#### PROVIDED ENTRIES
***

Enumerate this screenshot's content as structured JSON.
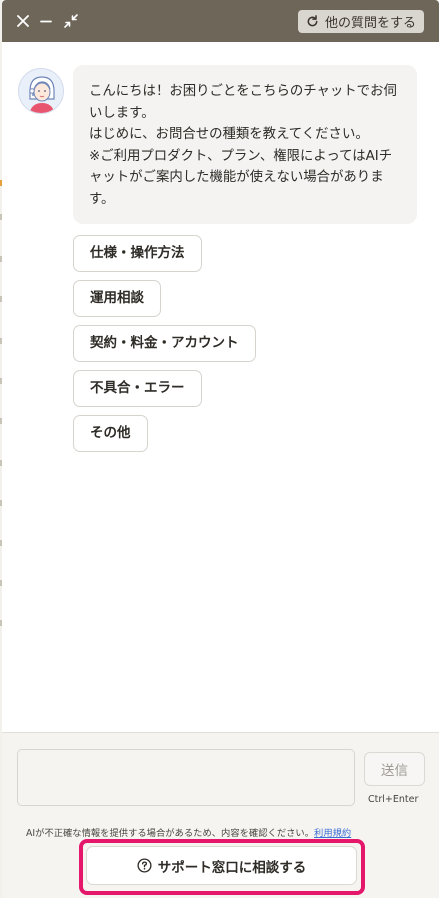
{
  "header": {
    "close_icon": "close-icon",
    "minimize_icon": "minimize-icon",
    "shrink_icon": "shrink-icon",
    "new_question_label": "他の質問をする"
  },
  "chat": {
    "avatar_icon": "assistant-avatar",
    "message_lines": [
      "こんにちは！お困りごとをこちらのチャットでお伺いします。",
      "はじめに、お問合せの種類を教えてください。",
      "※ご利用プロダクト、プラン、権限によってはAIチャットがご案内した機能が使えない場合があります。"
    ],
    "options": [
      "仕様・操作方法",
      "運用相談",
      "契約・料金・アカウント",
      "不具合・エラー",
      "その他"
    ]
  },
  "footer": {
    "input_value": "",
    "send_label": "送信",
    "send_hint": "Ctrl+Enter",
    "disclaimer": "AIが不正確な情報を提供する場合があるため、内容を確認ください。",
    "terms_link": "利用規約",
    "support_label": "サポート窓口に相談する",
    "colors": {
      "header_bg": "#6e6659",
      "highlight": "#e5176b",
      "link": "#3b6fd4"
    }
  }
}
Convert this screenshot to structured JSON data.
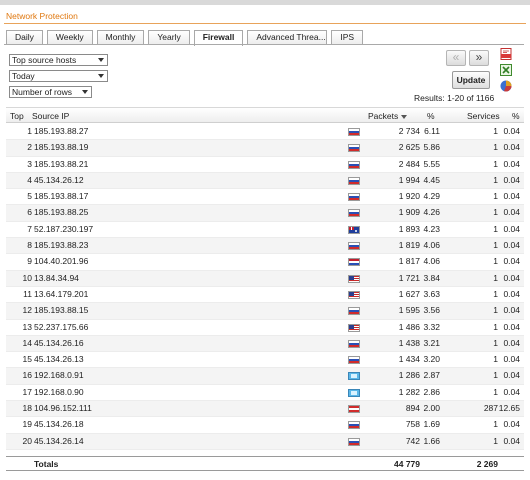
{
  "window": {
    "title": "Network Protection"
  },
  "tabs": [
    {
      "label": "Daily",
      "active": false
    },
    {
      "label": "Weekly",
      "active": false
    },
    {
      "label": "Monthly",
      "active": false
    },
    {
      "label": "Yearly",
      "active": false
    },
    {
      "label": "Firewall",
      "active": true
    },
    {
      "label": "Advanced Threa...",
      "active": false
    },
    {
      "label": "IPS",
      "active": false
    }
  ],
  "filters": {
    "report_type": "Top source hosts",
    "period": "Today",
    "rows": "Number of rows"
  },
  "pager": {
    "prev": "«",
    "next": "»",
    "update_label": "Update",
    "results": "Results: 1-20 of 1166"
  },
  "export_icons": [
    "pdf-export-icon",
    "excel-export-icon",
    "chart-icon"
  ],
  "table": {
    "headers": {
      "top": "Top",
      "source_ip": "Source IP",
      "packets": "Packets",
      "pct": "%",
      "services": "Services",
      "pct2": "%"
    },
    "rows": [
      {
        "top": "1",
        "ip": "185.193.88.27",
        "flag": "ru",
        "packets": "2 734",
        "pct": "6.11",
        "services": "1",
        "spct": "0.04"
      },
      {
        "top": "2",
        "ip": "185.193.88.19",
        "flag": "ru",
        "packets": "2 625",
        "pct": "5.86",
        "services": "1",
        "spct": "0.04"
      },
      {
        "top": "3",
        "ip": "185.193.88.21",
        "flag": "ru",
        "packets": "2 484",
        "pct": "5.55",
        "services": "1",
        "spct": "0.04"
      },
      {
        "top": "4",
        "ip": "45.134.26.12",
        "flag": "ru",
        "packets": "1 994",
        "pct": "4.45",
        "services": "1",
        "spct": "0.04"
      },
      {
        "top": "5",
        "ip": "185.193.88.17",
        "flag": "ru",
        "packets": "1 920",
        "pct": "4.29",
        "services": "1",
        "spct": "0.04"
      },
      {
        "top": "6",
        "ip": "185.193.88.25",
        "flag": "ru",
        "packets": "1 909",
        "pct": "4.26",
        "services": "1",
        "spct": "0.04"
      },
      {
        "top": "7",
        "ip": "52.187.230.197",
        "flag": "au",
        "packets": "1 893",
        "pct": "4.23",
        "services": "1",
        "spct": "0.04"
      },
      {
        "top": "8",
        "ip": "185.193.88.23",
        "flag": "ru",
        "packets": "1 819",
        "pct": "4.06",
        "services": "1",
        "spct": "0.04"
      },
      {
        "top": "9",
        "ip": "104.40.201.96",
        "flag": "nl",
        "packets": "1 817",
        "pct": "4.06",
        "services": "1",
        "spct": "0.04"
      },
      {
        "top": "10",
        "ip": "13.84.34.94",
        "flag": "us",
        "packets": "1 721",
        "pct": "3.84",
        "services": "1",
        "spct": "0.04"
      },
      {
        "top": "11",
        "ip": "13.64.179.201",
        "flag": "us",
        "packets": "1 627",
        "pct": "3.63",
        "services": "1",
        "spct": "0.04"
      },
      {
        "top": "12",
        "ip": "185.193.88.15",
        "flag": "ru",
        "packets": "1 595",
        "pct": "3.56",
        "services": "1",
        "spct": "0.04"
      },
      {
        "top": "13",
        "ip": "52.237.175.66",
        "flag": "us",
        "packets": "1 486",
        "pct": "3.32",
        "services": "1",
        "spct": "0.04"
      },
      {
        "top": "14",
        "ip": "45.134.26.16",
        "flag": "ru",
        "packets": "1 438",
        "pct": "3.21",
        "services": "1",
        "spct": "0.04"
      },
      {
        "top": "15",
        "ip": "45.134.26.13",
        "flag": "ru",
        "packets": "1 434",
        "pct": "3.20",
        "services": "1",
        "spct": "0.04"
      },
      {
        "top": "16",
        "ip": "192.168.0.91",
        "flag": "lan",
        "packets": "1 286",
        "pct": "2.87",
        "services": "1",
        "spct": "0.04"
      },
      {
        "top": "17",
        "ip": "192.168.0.90",
        "flag": "lan",
        "packets": "1 282",
        "pct": "2.86",
        "services": "1",
        "spct": "0.04"
      },
      {
        "top": "18",
        "ip": "104.96.152.111",
        "flag": "at",
        "packets": "894",
        "pct": "2.00",
        "services": "287",
        "spct": "12.65"
      },
      {
        "top": "19",
        "ip": "45.134.26.18",
        "flag": "ru",
        "packets": "758",
        "pct": "1.69",
        "services": "1",
        "spct": "0.04"
      },
      {
        "top": "20",
        "ip": "45.134.26.14",
        "flag": "ru",
        "packets": "742",
        "pct": "1.66",
        "services": "1",
        "spct": "0.04"
      }
    ],
    "totals": {
      "label": "Totals",
      "packets": "44 779",
      "services": "2 269"
    }
  }
}
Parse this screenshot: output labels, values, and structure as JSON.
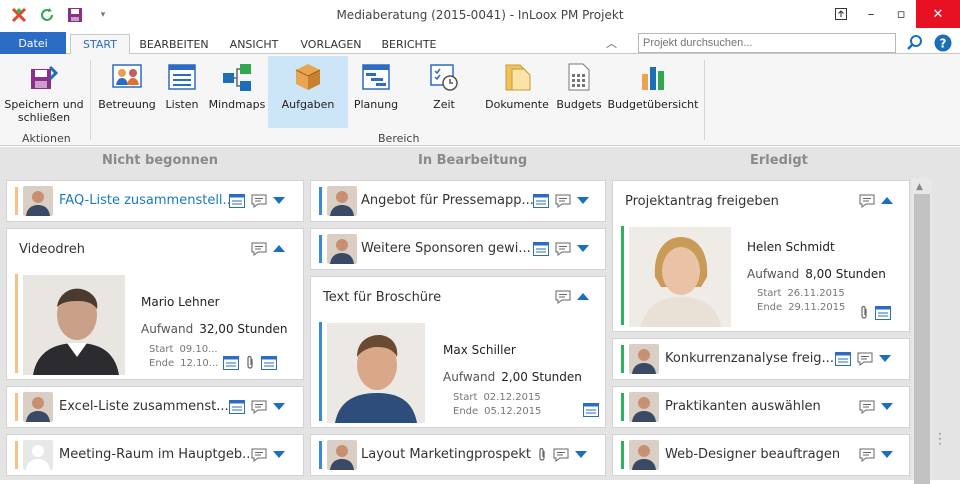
{
  "window": {
    "title": "Mediaberatung (2015-0041) - InLoox PM Projekt"
  },
  "ribbon_tabs": {
    "datei": "Datei",
    "start": "START",
    "bearbeiten": "BEARBEITEN",
    "ansicht": "ANSICHT",
    "vorlagen": "VORLAGEN",
    "berichte": "BERICHTE"
  },
  "search": {
    "placeholder": "Projekt durchsuchen..."
  },
  "ribbon": {
    "save_close": "Speichern und schließen",
    "betreuung": "Betreuung",
    "listen": "Listen",
    "mindmaps": "Mindmaps",
    "aufgaben": "Aufgaben",
    "planung": "Planung",
    "zeit": "Zeit",
    "dokumente": "Dokumente",
    "budgets": "Budgets",
    "budgetuebersicht": "Budgetübersicht",
    "group_aktionen": "Aktionen",
    "group_bereich": "Bereich"
  },
  "columns": {
    "not_started": "Nicht begonnen",
    "in_progress": "In Bearbeitung",
    "done": "Erledigt"
  },
  "labels": {
    "aufwand": "Aufwand",
    "start": "Start",
    "ende": "Ende"
  },
  "cards": {
    "faq": {
      "title": "FAQ-Liste zusammenstell..."
    },
    "videodreh": {
      "title": "Videodreh",
      "person": "Mario Lehner",
      "aufwand": "32,00 Stunden",
      "start": "09.10...",
      "ende": "12.10..."
    },
    "excel": {
      "title": "Excel-Liste zusammenst..."
    },
    "meeting": {
      "title": "Meeting-Raum im Hauptgeb..."
    },
    "angebot": {
      "title": "Angebot für Pressemapp..."
    },
    "sponsoren": {
      "title": "Weitere Sponsoren gewi..."
    },
    "broschuere": {
      "title": "Text für Broschüre",
      "person": "Max Schiller",
      "aufwand": "2,00 Stunden",
      "start": "02.12.2015",
      "ende": "05.12.2015"
    },
    "layout": {
      "title": "Layout Marketingprospekt"
    },
    "projektantrag": {
      "title": "Projektantrag freigeben",
      "person": "Helen Schmidt",
      "aufwand": "8,00 Stunden",
      "start": "26.11.2015",
      "ende": "29.11.2015"
    },
    "konkurrenz": {
      "title": "Konkurrenzanalyse freig..."
    },
    "praktikanten": {
      "title": "Praktikanten auswählen"
    },
    "webdesigner": {
      "title": "Web-Designer beauftragen"
    }
  },
  "colors": {
    "accent": "#2b6cc4",
    "orange_bar": "#f5c08a",
    "blue_bar": "#3b8ad6",
    "green_bar": "#2db35a",
    "selected_ribbon": "#cde6f7"
  }
}
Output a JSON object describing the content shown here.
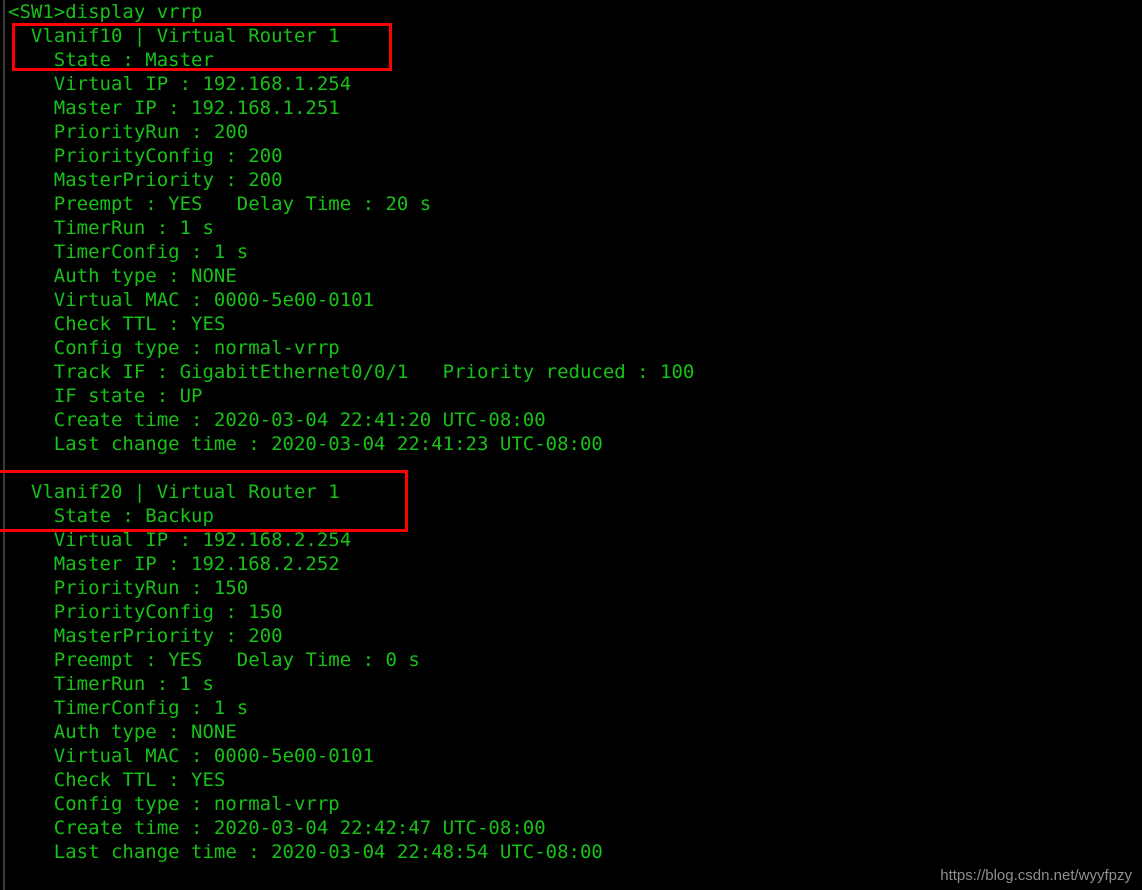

***

#### REQUEST
List all lines above in which the string "this" appears.

#### THE REPLY
Enumerate this screenshot's content as structured JSON.
Convert this screenshot to structured JSON data.
Parse this screenshot: output labels, values, and structure as JSON.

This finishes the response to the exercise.